- [TASK TO COMPLETE]: For every line in the records that has the word "text", make a copy.

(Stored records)
%%

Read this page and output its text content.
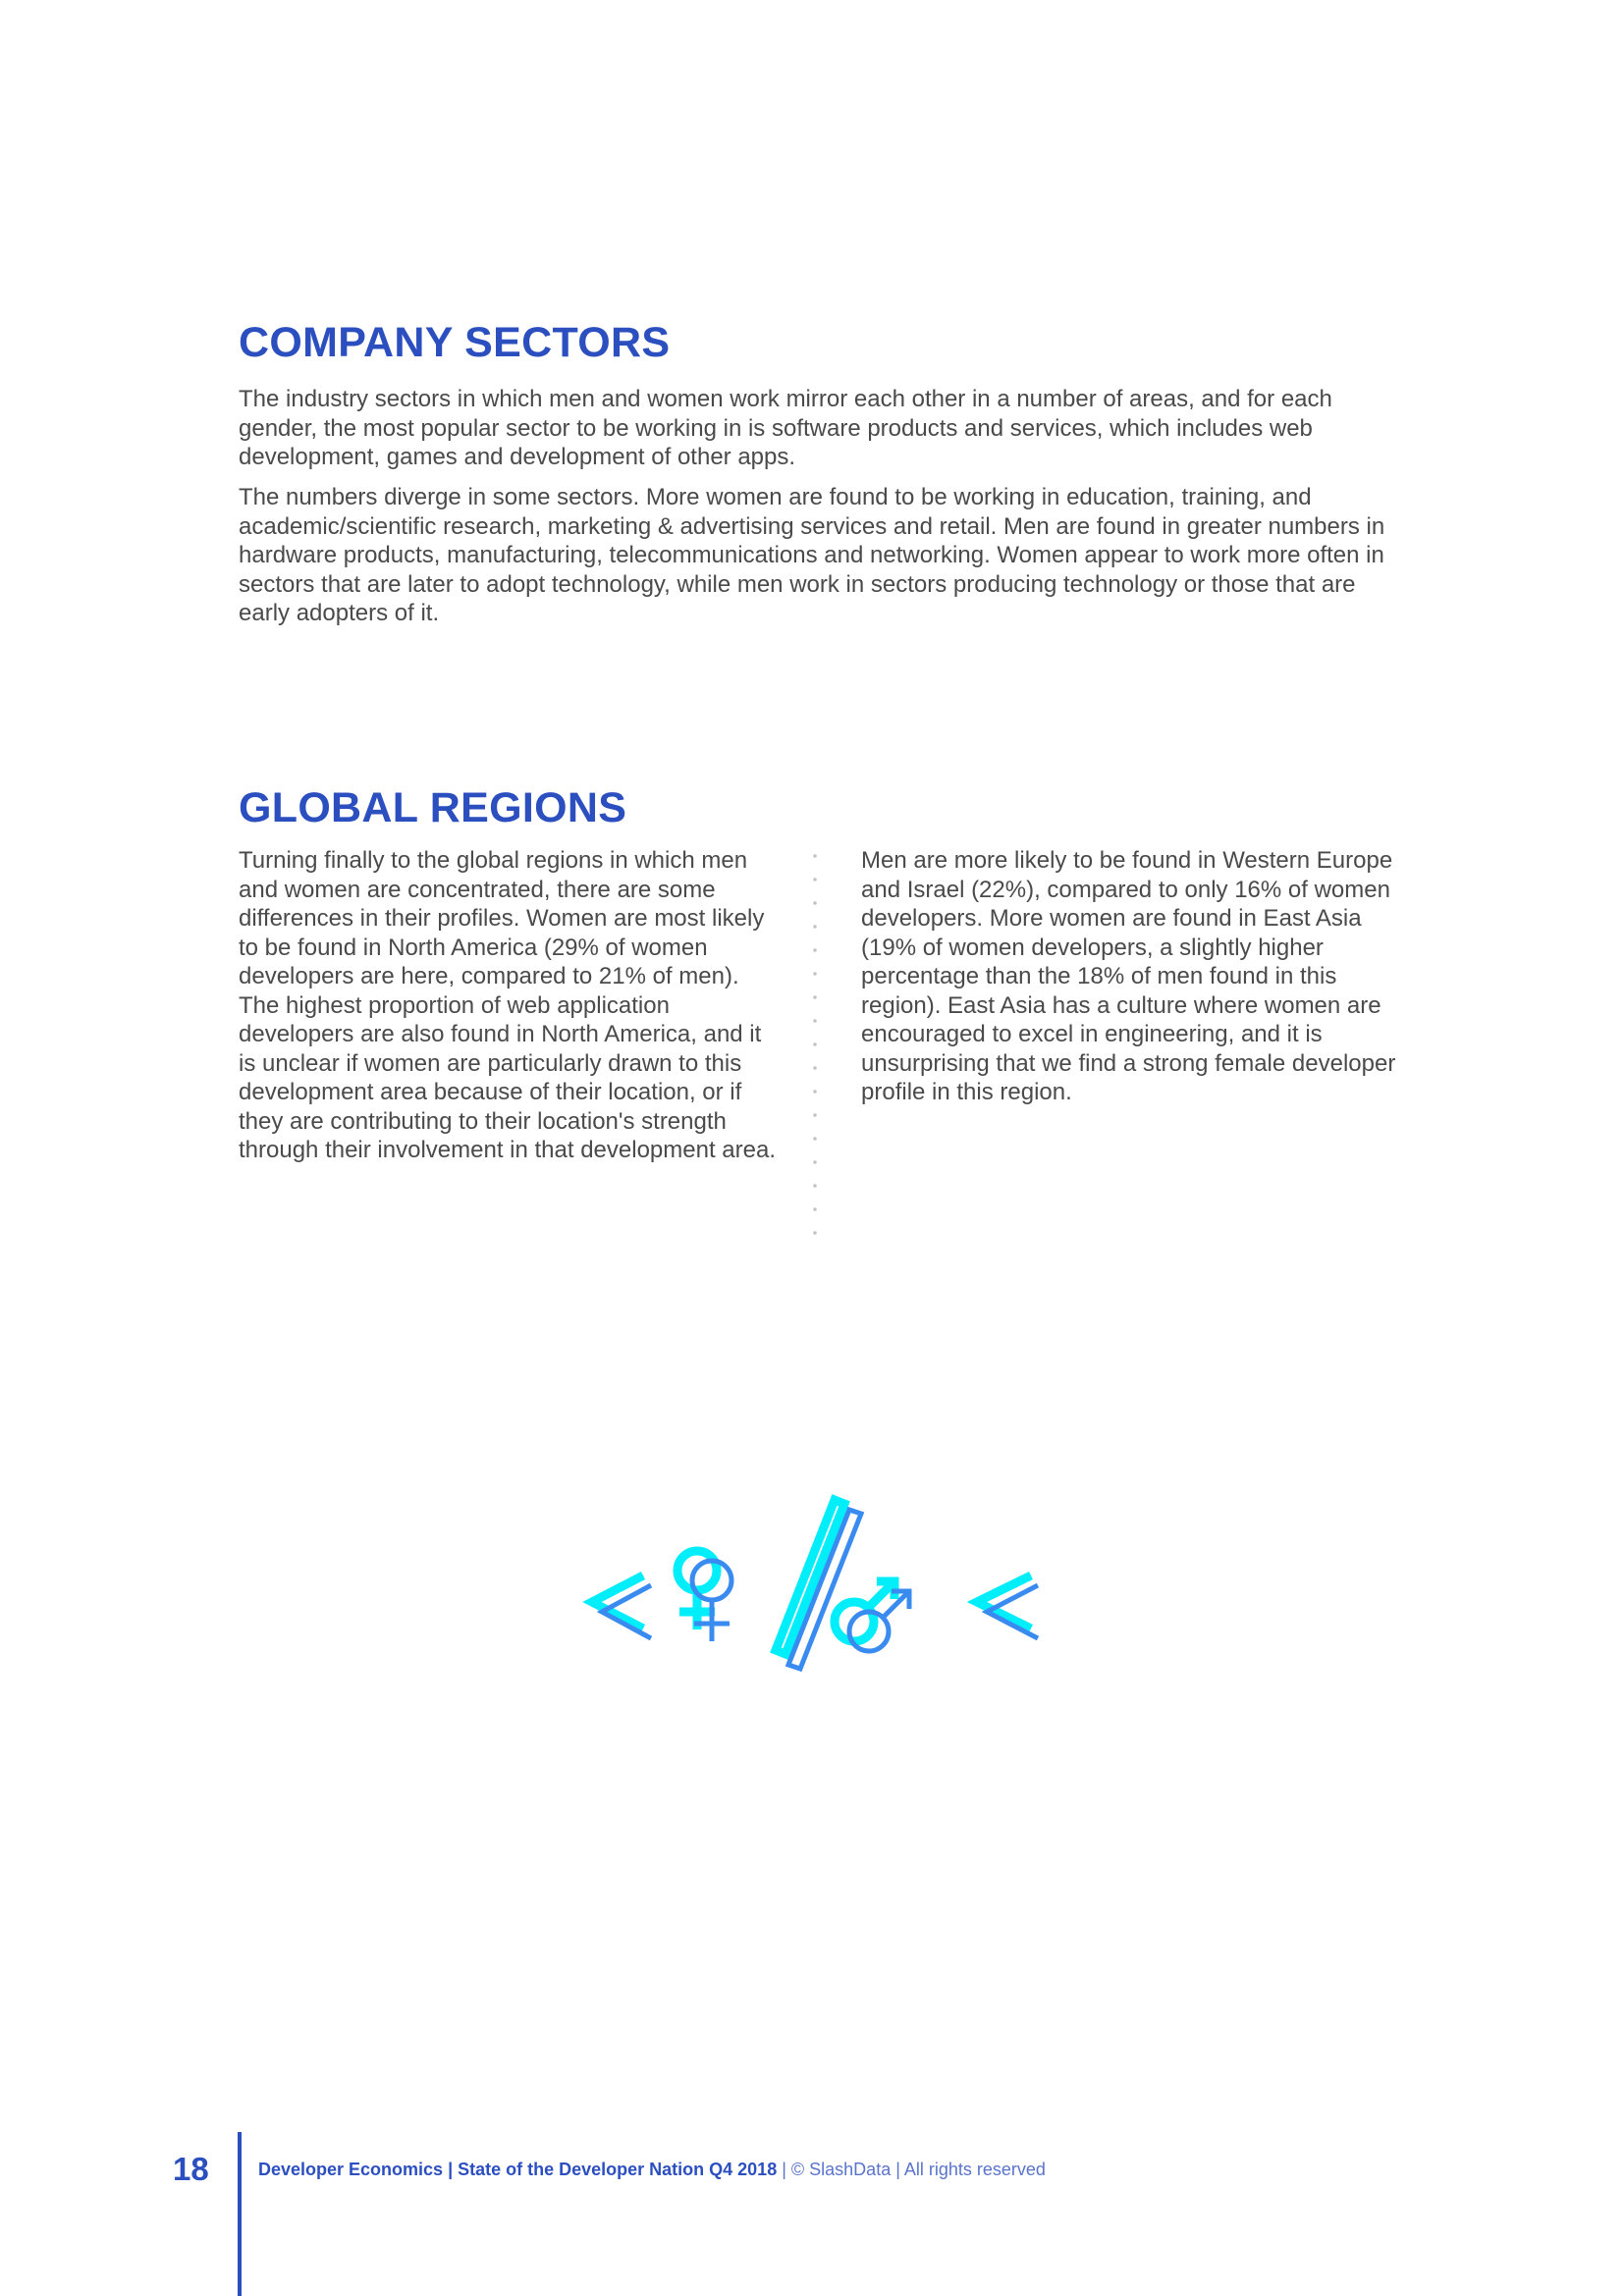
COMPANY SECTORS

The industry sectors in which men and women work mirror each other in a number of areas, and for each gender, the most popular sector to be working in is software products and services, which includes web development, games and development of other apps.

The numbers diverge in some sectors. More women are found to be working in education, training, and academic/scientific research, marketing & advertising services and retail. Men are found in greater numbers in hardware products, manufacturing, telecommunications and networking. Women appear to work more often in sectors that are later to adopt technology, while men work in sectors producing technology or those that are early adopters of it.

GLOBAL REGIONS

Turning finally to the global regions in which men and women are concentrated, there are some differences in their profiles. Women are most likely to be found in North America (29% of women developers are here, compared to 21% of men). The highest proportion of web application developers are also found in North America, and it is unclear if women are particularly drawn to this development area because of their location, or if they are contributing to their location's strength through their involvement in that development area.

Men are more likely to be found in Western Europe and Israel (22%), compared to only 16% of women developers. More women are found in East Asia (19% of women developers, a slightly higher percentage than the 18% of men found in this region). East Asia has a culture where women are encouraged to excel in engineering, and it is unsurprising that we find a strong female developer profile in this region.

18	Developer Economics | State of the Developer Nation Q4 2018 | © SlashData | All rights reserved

%%
%%

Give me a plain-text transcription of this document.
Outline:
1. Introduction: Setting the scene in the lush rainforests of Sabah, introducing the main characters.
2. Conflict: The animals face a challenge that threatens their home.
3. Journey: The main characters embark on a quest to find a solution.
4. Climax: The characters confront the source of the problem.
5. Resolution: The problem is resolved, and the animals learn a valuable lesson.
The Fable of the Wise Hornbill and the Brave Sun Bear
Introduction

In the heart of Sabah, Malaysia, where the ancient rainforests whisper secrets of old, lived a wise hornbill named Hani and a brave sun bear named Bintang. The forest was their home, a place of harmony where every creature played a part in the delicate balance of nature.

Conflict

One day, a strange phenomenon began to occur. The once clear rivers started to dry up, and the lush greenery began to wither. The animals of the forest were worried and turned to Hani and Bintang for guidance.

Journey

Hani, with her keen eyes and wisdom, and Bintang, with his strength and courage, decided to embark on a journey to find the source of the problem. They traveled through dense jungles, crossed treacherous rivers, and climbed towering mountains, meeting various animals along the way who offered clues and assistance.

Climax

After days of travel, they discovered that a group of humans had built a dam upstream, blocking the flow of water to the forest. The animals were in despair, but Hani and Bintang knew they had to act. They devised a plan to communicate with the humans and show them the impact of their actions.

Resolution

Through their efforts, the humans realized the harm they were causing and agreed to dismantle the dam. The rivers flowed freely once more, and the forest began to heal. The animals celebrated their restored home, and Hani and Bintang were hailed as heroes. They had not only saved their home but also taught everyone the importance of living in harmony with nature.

%%

- [EXPECTED OUTPUT]:
Read this page and output its text content.
Give me a plain-text transcription of this document.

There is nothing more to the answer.